Requirement — Omit all pictures. Copy the rest of the material exactly.
— BEGIN Excerpted records —
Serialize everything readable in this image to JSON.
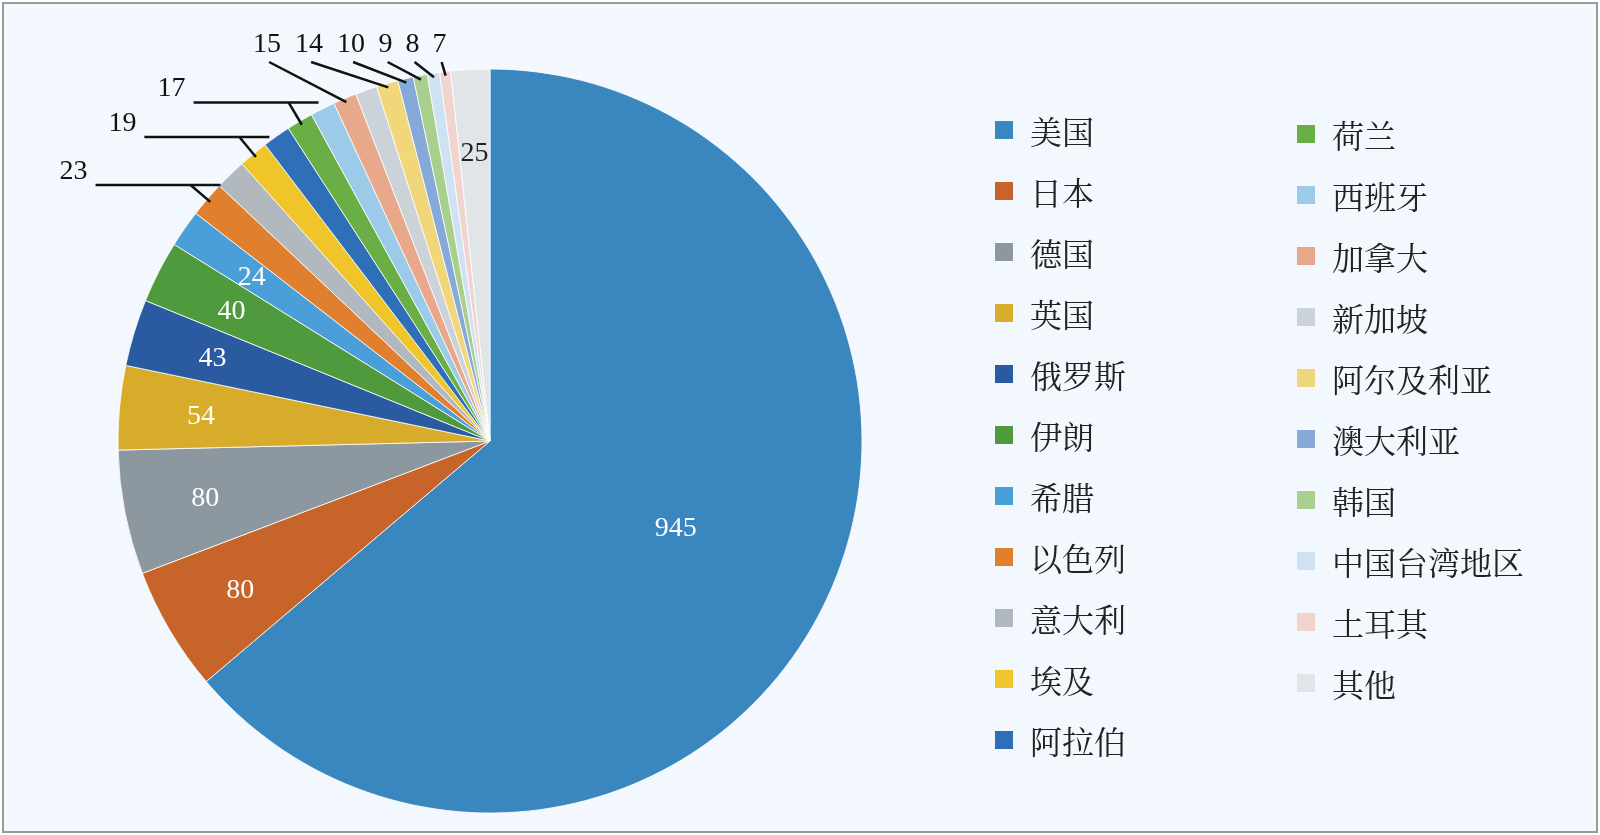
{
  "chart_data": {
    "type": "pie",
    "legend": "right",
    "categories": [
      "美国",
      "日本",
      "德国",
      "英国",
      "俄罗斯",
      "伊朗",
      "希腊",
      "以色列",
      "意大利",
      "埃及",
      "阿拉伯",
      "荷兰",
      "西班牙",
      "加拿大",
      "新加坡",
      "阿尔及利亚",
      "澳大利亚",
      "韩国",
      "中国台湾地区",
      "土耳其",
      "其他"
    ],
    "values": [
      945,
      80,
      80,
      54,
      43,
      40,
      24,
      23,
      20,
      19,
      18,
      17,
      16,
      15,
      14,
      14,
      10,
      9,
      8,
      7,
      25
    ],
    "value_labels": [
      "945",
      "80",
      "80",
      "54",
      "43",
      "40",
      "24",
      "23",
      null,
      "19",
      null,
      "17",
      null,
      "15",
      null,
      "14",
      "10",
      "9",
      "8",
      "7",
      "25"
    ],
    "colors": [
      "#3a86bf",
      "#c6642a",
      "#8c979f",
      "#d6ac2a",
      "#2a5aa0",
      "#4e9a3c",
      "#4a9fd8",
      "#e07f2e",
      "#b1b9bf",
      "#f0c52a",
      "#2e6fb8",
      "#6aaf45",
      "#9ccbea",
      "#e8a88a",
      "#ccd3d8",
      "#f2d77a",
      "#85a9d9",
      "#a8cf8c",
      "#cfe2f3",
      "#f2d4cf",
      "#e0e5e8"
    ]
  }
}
— END Excerpted records —
Result —
Serialize everything readable in this image to JSON.
{
  "chart_data": {
    "type": "pie",
    "legend": "right",
    "categories": [
      "美国",
      "日本",
      "德国",
      "英国",
      "俄罗斯",
      "伊朗",
      "希腊",
      "以色列",
      "意大利",
      "埃及",
      "阿拉伯",
      "荷兰",
      "西班牙",
      "加拿大",
      "新加坡",
      "阿尔及利亚",
      "澳大利亚",
      "韩国",
      "中国台湾地区",
      "土耳其",
      "其他"
    ],
    "values": [
      945,
      80,
      80,
      54,
      43,
      40,
      24,
      23,
      20,
      19,
      18,
      17,
      16,
      15,
      14,
      14,
      10,
      9,
      8,
      7,
      25
    ],
    "value_labels": [
      "945",
      "80",
      "80",
      "54",
      "43",
      "40",
      "24",
      "23",
      null,
      "19",
      null,
      "17",
      null,
      "15",
      null,
      "14",
      "10",
      "9",
      "8",
      "7",
      "25"
    ],
    "colors": [
      "#3a86bf",
      "#c6642a",
      "#8c979f",
      "#d6ac2a",
      "#2a5aa0",
      "#4e9a3c",
      "#4a9fd8",
      "#e07f2e",
      "#b1b9bf",
      "#f0c52a",
      "#2e6fb8",
      "#6aaf45",
      "#9ccbea",
      "#e8a88a",
      "#ccd3d8",
      "#f2d77a",
      "#85a9d9",
      "#a8cf8c",
      "#cfe2f3",
      "#f2d4cf",
      "#e0e5e8"
    ]
  }
}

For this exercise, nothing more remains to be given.